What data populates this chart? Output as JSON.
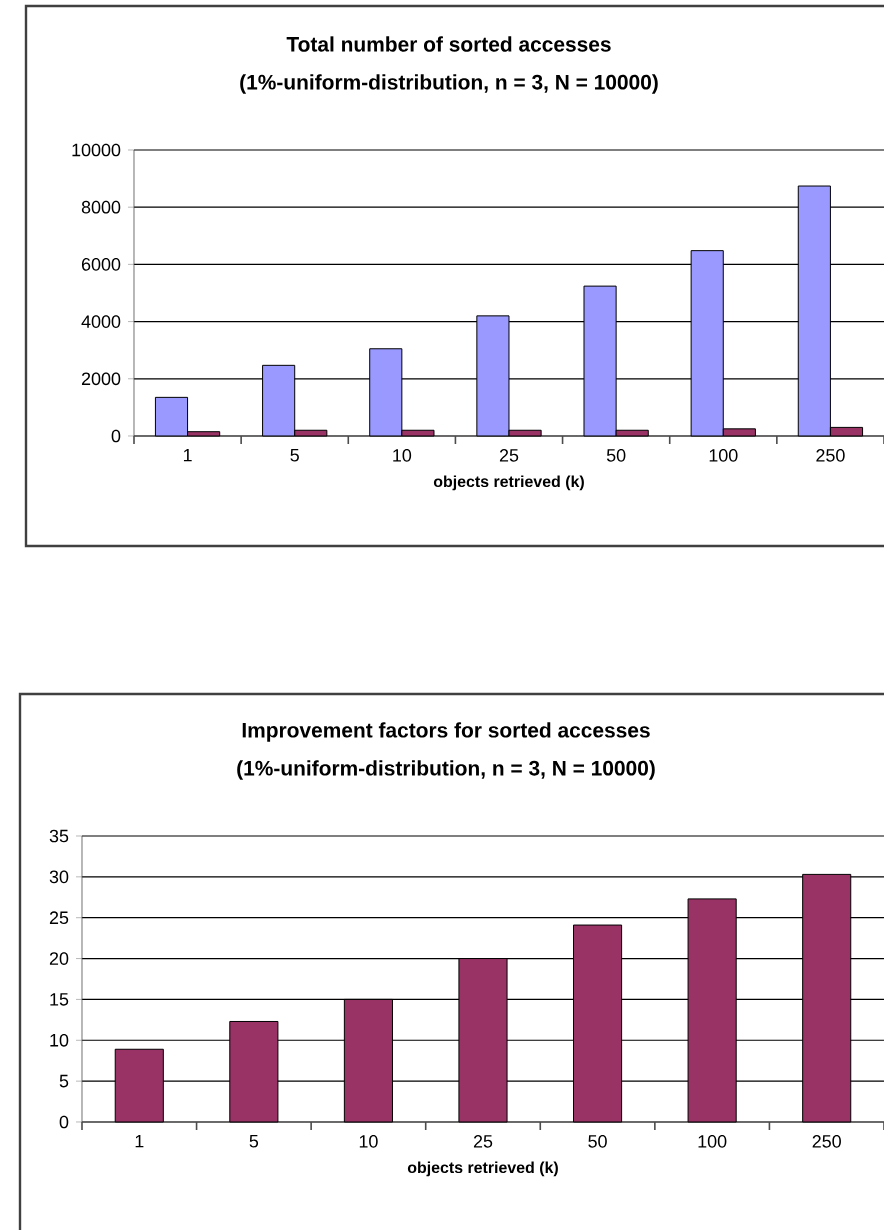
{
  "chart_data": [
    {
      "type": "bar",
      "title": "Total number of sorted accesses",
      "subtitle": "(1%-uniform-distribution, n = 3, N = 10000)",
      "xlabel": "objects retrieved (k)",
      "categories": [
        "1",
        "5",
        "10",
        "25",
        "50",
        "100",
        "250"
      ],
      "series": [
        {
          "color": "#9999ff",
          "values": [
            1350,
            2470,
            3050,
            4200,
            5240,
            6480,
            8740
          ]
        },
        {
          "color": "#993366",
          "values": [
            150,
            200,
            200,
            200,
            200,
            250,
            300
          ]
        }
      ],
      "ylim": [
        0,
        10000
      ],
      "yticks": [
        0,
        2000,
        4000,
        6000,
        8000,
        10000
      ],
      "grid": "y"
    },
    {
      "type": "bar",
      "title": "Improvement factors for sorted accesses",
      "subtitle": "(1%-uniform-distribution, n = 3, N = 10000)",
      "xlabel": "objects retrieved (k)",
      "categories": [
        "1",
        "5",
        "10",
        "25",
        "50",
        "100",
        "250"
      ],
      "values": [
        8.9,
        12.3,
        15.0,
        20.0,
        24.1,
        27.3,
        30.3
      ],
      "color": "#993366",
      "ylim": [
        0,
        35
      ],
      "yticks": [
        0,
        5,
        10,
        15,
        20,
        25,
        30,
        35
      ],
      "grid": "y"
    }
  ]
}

——————

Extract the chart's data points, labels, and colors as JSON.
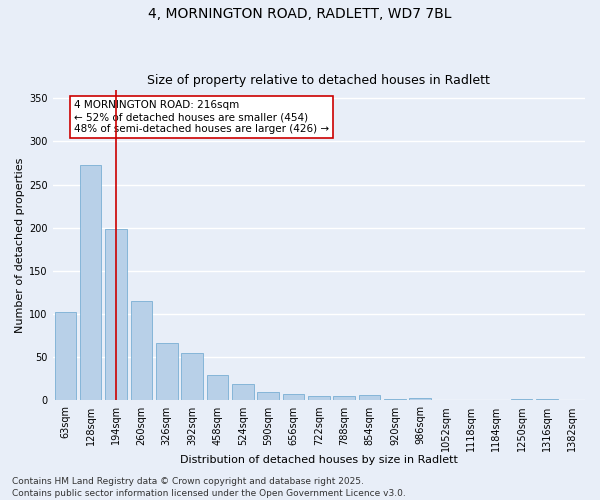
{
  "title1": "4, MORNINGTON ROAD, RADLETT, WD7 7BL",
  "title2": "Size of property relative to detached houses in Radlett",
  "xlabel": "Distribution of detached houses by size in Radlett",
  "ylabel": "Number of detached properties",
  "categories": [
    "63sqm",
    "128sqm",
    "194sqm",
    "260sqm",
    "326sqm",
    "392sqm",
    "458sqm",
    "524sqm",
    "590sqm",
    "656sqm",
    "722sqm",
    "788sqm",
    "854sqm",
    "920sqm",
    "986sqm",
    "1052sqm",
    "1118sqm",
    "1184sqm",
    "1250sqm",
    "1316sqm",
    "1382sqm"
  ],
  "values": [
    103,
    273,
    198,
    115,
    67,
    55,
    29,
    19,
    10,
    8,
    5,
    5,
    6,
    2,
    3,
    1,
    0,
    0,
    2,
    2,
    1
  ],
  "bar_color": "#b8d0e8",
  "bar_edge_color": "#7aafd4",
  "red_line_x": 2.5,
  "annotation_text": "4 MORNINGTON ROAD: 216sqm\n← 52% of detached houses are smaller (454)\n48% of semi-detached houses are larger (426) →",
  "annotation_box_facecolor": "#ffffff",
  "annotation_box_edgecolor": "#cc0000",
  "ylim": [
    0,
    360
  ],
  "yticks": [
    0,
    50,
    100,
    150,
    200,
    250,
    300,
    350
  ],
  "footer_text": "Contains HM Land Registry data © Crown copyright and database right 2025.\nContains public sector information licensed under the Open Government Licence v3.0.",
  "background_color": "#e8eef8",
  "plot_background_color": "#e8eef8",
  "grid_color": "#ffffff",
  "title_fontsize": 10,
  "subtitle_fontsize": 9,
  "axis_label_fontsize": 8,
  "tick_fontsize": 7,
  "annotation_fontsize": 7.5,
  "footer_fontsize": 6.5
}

——————

State how many lines in the records above contain the word "accesses", giving only the number.

2